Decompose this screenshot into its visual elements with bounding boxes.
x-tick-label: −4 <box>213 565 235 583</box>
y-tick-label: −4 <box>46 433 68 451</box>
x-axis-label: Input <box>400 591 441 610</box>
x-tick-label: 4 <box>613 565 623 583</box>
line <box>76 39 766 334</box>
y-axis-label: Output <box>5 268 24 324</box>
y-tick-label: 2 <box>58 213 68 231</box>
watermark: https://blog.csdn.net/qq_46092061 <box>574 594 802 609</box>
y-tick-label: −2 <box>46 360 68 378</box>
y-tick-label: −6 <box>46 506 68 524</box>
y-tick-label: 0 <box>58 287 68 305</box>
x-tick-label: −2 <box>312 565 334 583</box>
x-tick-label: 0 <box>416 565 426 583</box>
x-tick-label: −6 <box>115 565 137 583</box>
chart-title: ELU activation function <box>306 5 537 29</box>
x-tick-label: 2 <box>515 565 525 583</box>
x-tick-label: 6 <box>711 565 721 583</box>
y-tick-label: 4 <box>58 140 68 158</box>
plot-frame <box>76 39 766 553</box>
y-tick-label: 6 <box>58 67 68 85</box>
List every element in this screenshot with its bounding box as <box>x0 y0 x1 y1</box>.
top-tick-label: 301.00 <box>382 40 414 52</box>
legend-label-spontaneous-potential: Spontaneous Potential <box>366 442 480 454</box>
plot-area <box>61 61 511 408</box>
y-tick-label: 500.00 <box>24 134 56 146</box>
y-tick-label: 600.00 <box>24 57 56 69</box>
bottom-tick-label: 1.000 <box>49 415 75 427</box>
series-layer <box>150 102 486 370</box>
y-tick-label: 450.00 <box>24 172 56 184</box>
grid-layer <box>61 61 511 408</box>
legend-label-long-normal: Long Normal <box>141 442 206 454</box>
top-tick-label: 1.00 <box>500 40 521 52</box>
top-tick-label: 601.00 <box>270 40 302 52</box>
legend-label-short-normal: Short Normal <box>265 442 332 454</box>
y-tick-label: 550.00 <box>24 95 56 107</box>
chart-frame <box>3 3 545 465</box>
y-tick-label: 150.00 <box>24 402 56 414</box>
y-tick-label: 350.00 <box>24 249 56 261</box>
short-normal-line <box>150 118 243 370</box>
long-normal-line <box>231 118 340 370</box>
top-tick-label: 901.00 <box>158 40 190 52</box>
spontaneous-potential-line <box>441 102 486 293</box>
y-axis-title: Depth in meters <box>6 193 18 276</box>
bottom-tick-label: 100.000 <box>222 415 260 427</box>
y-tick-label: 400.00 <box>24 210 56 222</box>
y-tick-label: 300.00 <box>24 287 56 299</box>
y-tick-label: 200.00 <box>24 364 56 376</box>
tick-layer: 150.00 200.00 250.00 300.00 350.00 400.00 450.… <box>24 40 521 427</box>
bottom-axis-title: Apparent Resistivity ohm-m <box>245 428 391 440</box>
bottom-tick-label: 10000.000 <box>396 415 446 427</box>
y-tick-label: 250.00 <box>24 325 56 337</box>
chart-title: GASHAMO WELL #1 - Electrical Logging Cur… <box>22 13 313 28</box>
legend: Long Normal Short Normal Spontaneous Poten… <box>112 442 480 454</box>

- **Set exercise**:
Please print all of the rows above again, character for character, with nothing changed, added or left out.

- **Exercise answer**:
Decompose this screenshot into its visual elements with bounding boxes.
x-tick-label: −4 <box>213 565 235 583</box>
y-tick-label: −4 <box>46 433 68 451</box>
x-axis-label: Input <box>400 591 441 610</box>
x-tick-label: 4 <box>613 565 623 583</box>
line <box>76 39 766 334</box>
y-axis-label: Output <box>5 268 24 324</box>
y-tick-label: 2 <box>58 213 68 231</box>
watermark: https://blog.csdn.net/qq_46092061 <box>574 594 802 609</box>
y-tick-label: −2 <box>46 360 68 378</box>
y-tick-label: −6 <box>46 506 68 524</box>
y-tick-label: 0 <box>58 287 68 305</box>
x-tick-label: −2 <box>312 565 334 583</box>
x-tick-label: 0 <box>416 565 426 583</box>
x-tick-label: −6 <box>115 565 137 583</box>
chart-title: ELU activation function <box>306 5 537 29</box>
x-tick-label: 2 <box>515 565 525 583</box>
x-tick-label: 6 <box>711 565 721 583</box>
y-tick-label: 4 <box>58 140 68 158</box>
plot-frame <box>76 39 766 553</box>
y-tick-label: 6 <box>58 67 68 85</box>
List every element in this screenshot with its bounding box as <box>x0 y0 x1 y1</box>.
top-tick-label: 301.00 <box>382 40 414 52</box>
legend-label-spontaneous-potential: Spontaneous Potential <box>366 442 480 454</box>
plot-area <box>61 61 511 408</box>
y-tick-label: 500.00 <box>24 134 56 146</box>
y-tick-label: 600.00 <box>24 57 56 69</box>
bottom-tick-label: 1.000 <box>49 415 75 427</box>
series-layer <box>150 102 486 370</box>
y-tick-label: 450.00 <box>24 172 56 184</box>
grid-layer <box>61 61 511 408</box>
legend-label-long-normal: Long Normal <box>141 442 206 454</box>
top-tick-label: 1.00 <box>500 40 521 52</box>
top-tick-label: 601.00 <box>270 40 302 52</box>
legend-label-short-normal: Short Normal <box>265 442 332 454</box>
y-tick-label: 550.00 <box>24 95 56 107</box>
chart-frame <box>3 3 545 465</box>
y-tick-label: 150.00 <box>24 402 56 414</box>
y-tick-label: 350.00 <box>24 249 56 261</box>
short-normal-line <box>150 118 243 370</box>
long-normal-line <box>231 118 340 370</box>
top-tick-label: 901.00 <box>158 40 190 52</box>
spontaneous-potential-line <box>441 102 486 293</box>
y-axis-title: Depth in meters <box>6 193 18 276</box>
bottom-tick-label: 100.000 <box>222 415 260 427</box>
y-tick-label: 400.00 <box>24 210 56 222</box>
y-tick-label: 300.00 <box>24 287 56 299</box>
y-tick-label: 200.00 <box>24 364 56 376</box>
tick-layer: 150.00 200.00 250.00 300.00 350.00 400.00 450.… <box>24 40 521 427</box>
bottom-axis-title: Apparent Resistivity ohm-m <box>245 428 391 440</box>
bottom-tick-label: 10000.000 <box>396 415 446 427</box>
y-tick-label: 250.00 <box>24 325 56 337</box>
chart-title: GASHAMO WELL #1 - Electrical Logging Cur… <box>22 13 313 28</box>
legend: Long Normal Short Normal Spontaneous Poten… <box>112 442 480 454</box>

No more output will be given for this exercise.